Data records
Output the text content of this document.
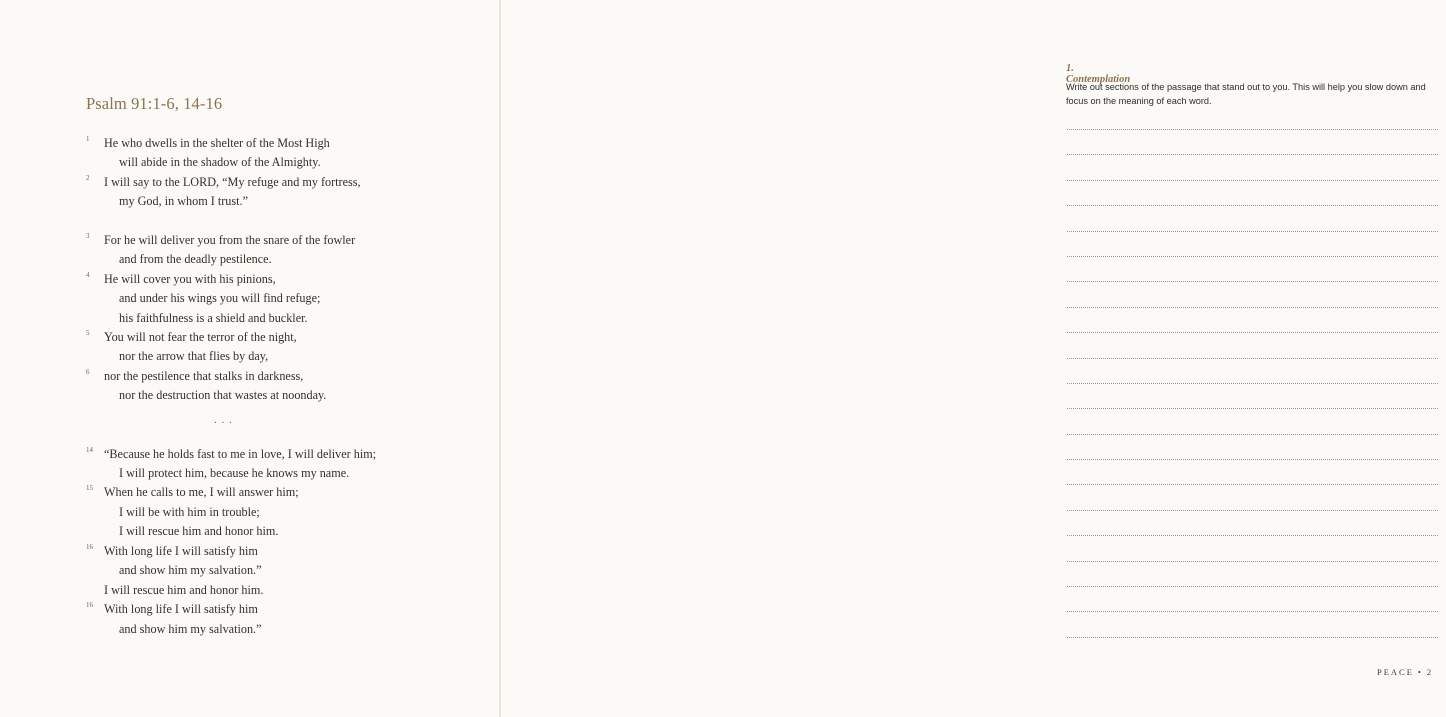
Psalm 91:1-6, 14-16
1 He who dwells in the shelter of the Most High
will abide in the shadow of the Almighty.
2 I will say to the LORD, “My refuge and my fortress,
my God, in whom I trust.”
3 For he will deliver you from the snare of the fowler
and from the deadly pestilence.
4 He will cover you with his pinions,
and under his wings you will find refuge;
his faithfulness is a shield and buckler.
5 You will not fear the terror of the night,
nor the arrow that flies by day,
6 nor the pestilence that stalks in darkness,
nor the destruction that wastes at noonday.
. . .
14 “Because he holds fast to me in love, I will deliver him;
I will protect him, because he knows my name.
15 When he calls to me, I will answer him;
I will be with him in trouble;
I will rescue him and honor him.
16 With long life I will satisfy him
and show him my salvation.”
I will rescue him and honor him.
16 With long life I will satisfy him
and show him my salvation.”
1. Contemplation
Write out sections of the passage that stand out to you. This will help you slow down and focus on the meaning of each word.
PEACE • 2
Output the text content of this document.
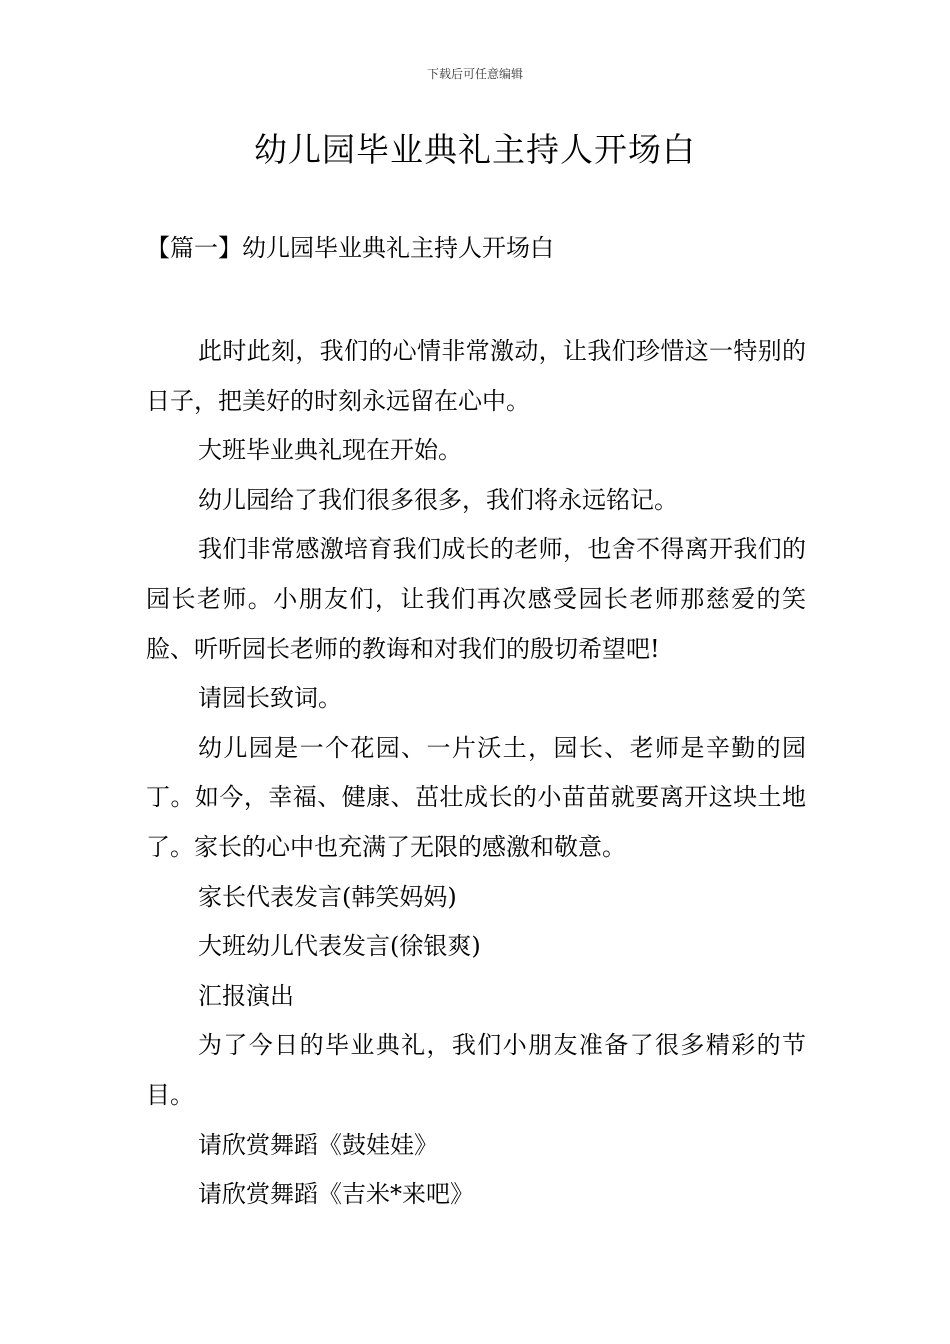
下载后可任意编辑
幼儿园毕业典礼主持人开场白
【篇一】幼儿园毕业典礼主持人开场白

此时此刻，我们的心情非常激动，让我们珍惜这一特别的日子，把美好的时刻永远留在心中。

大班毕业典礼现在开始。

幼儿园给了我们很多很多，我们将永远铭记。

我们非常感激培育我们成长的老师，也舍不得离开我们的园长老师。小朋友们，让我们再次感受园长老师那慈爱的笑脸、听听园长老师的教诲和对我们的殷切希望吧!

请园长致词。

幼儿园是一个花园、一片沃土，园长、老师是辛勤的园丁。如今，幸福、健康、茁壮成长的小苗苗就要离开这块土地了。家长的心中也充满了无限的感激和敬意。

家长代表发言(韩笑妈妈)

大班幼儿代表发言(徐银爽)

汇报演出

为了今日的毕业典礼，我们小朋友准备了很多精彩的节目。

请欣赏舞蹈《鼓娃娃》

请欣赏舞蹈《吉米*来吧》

▶ [Job]
Write out the whole listing again, exactly, with no pictures.

▶ [The result]
Output the text content of this document.
Psalm 91:1-6, 14-16
1 He who dwells in the shelter of the Most High
will abide in the shadow of the Almighty.
2 I will say to the LORD, “My refuge and my fortress,
my God, in whom I trust.”
3 For he will deliver you from the snare of the fowler
and from the deadly pestilence.
4 He will cover you with his pinions,
and under his wings you will find refuge;
his faithfulness is a shield and buckler.
5 You will not fear the terror of the night,
nor the arrow that flies by day,
6 nor the pestilence that stalks in darkness,
nor the destruction that wastes at noonday.
. . .
14 “Because he holds fast to me in love, I will deliver him;
I will protect him, because he knows my name.
15 When he calls to me, I will answer him;
I will be with him in trouble;
I will rescue him and honor him.
16 With long life I will satisfy him
and show him my salvation.”
I will rescue him and honor him.
16 With long life I will satisfy him
and show him my salvation.”
1. Contemplation
Write out sections of the passage that stand out to you. This will help you slow down and focus on the meaning of each word.
PEACE • 2
Output the text content of this document.
下载后可任意编辑
幼儿园毕业典礼主持人开场白
【篇一】幼儿园毕业典礼主持人开场白

此时此刻，我们的心情非常激动，让我们珍惜这一特别的日子，把美好的时刻永远留在心中。

大班毕业典礼现在开始。

幼儿园给了我们很多很多，我们将永远铭记。

我们非常感激培育我们成长的老师，也舍不得离开我们的园长老师。小朋友们，让我们再次感受园长老师那慈爱的笑脸、听听园长老师的教诲和对我们的殷切希望吧!

请园长致词。

幼儿园是一个花园、一片沃土，园长、老师是辛勤的园丁。如今，幸福、健康、茁壮成长的小苗苗就要离开这块土地了。家长的心中也充满了无限的感激和敬意。

家长代表发言(韩笑妈妈)

大班幼儿代表发言(徐银爽)

汇报演出

为了今日的毕业典礼，我们小朋友准备了很多精彩的节目。

请欣赏舞蹈《鼓娃娃》

请欣赏舞蹈《吉米*来吧》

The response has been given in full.